Dataset records
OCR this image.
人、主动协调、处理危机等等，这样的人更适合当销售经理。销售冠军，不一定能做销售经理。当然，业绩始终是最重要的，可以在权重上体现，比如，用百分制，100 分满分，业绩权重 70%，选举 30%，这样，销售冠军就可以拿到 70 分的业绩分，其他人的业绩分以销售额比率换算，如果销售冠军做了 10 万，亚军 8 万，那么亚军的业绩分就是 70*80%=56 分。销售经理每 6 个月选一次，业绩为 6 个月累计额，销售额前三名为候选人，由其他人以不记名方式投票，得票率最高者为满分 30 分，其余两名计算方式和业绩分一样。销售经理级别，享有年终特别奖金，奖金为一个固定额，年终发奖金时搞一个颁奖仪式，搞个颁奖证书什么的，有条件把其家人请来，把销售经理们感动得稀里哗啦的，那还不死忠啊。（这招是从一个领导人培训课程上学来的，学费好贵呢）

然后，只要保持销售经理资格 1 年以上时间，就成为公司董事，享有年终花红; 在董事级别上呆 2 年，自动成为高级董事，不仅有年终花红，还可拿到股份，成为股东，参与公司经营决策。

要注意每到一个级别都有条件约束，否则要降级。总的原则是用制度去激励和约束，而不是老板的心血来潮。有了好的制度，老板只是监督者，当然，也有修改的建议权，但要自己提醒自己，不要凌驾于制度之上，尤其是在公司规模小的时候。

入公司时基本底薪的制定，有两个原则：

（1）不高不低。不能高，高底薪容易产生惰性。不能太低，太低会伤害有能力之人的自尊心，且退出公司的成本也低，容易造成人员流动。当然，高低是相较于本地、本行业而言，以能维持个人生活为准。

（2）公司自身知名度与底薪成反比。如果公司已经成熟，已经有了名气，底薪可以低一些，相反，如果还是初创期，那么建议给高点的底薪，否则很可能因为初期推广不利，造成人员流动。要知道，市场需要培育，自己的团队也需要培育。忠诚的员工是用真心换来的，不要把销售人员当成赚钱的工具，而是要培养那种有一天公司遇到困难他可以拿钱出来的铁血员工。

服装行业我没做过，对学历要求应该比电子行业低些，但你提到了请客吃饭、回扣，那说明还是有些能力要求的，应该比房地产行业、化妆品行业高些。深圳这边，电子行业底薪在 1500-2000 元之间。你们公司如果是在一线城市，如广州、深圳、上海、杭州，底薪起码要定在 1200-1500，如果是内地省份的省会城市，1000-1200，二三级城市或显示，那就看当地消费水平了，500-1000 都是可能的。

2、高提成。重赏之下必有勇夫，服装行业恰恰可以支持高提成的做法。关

▶ **EXERCISE PROMPT**:
Every entry needs to be retyped exactly.

▶ **RESPONSE TO THIS TASK**:
OCR this image.
人、主动协调、处理危机等等，这样的人更适合当销售经理。销售冠军，不一定能做销售经理。当然，业绩始终是最重要的，可以在权重上体现，比如，用百分制，100 分满分，业绩权重 70%，选举 30%，这样，销售冠军就可以拿到 70 分的业绩分，其他人的业绩分以销售额比率换算，如果销售冠军做了 10 万，亚军 8 万，那么亚军的业绩分就是 70*80%=56 分。销售经理每 6 个月选一次，业绩为 6 个月累计额，销售额前三名为候选人，由其他人以不记名方式投票，得票率最高者为满分 30 分，其余两名计算方式和业绩分一样。销售经理级别，享有年终特别奖金，奖金为一个固定额，年终发奖金时搞一个颁奖仪式，搞个颁奖证书什么的，有条件把其家人请来，把销售经理们感动得稀里哗啦的，那还不死忠啊。（这招是从一个领导人培训课程上学来的，学费好贵呢）

然后，只要保持销售经理资格 1 年以上时间，就成为公司董事，享有年终花红; 在董事级别上呆 2 年，自动成为高级董事，不仅有年终花红，还可拿到股份，成为股东，参与公司经营决策。

要注意每到一个级别都有条件约束，否则要降级。总的原则是用制度去激励和约束，而不是老板的心血来潮。有了好的制度，老板只是监督者，当然，也有修改的建议权，但要自己提醒自己，不要凌驾于制度之上，尤其是在公司规模小的时候。

入公司时基本底薪的制定，有两个原则：

（1）不高不低。不能高，高底薪容易产生惰性。不能太低，太低会伤害有能力之人的自尊心，且退出公司的成本也低，容易造成人员流动。当然，高低是相较于本地、本行业而言，以能维持个人生活为准。

（2）公司自身知名度与底薪成反比。如果公司已经成熟，已经有了名气，底薪可以低一些，相反，如果还是初创期，那么建议给高点的底薪，否则很可能因为初期推广不利，造成人员流动。要知道，市场需要培育，自己的团队也需要培育。忠诚的员工是用真心换来的，不要把销售人员当成赚钱的工具，而是要培养那种有一天公司遇到困难他可以拿钱出来的铁血员工。

服装行业我没做过，对学历要求应该比电子行业低些，但你提到了请客吃饭、回扣，那说明还是有些能力要求的，应该比房地产行业、化妆品行业高些。深圳这边，电子行业底薪在 1500-2000 元之间。你们公司如果是在一线城市，如广州、深圳、上海、杭州，底薪起码要定在 1200-1500，如果是内地省份的省会城市，1000-1200，二三级城市或显示，那就看当地消费水平了，500-1000 都是可能的。

2、高提成。重赏之下必有勇夫，服装行业恰恰可以支持高提成的做法。关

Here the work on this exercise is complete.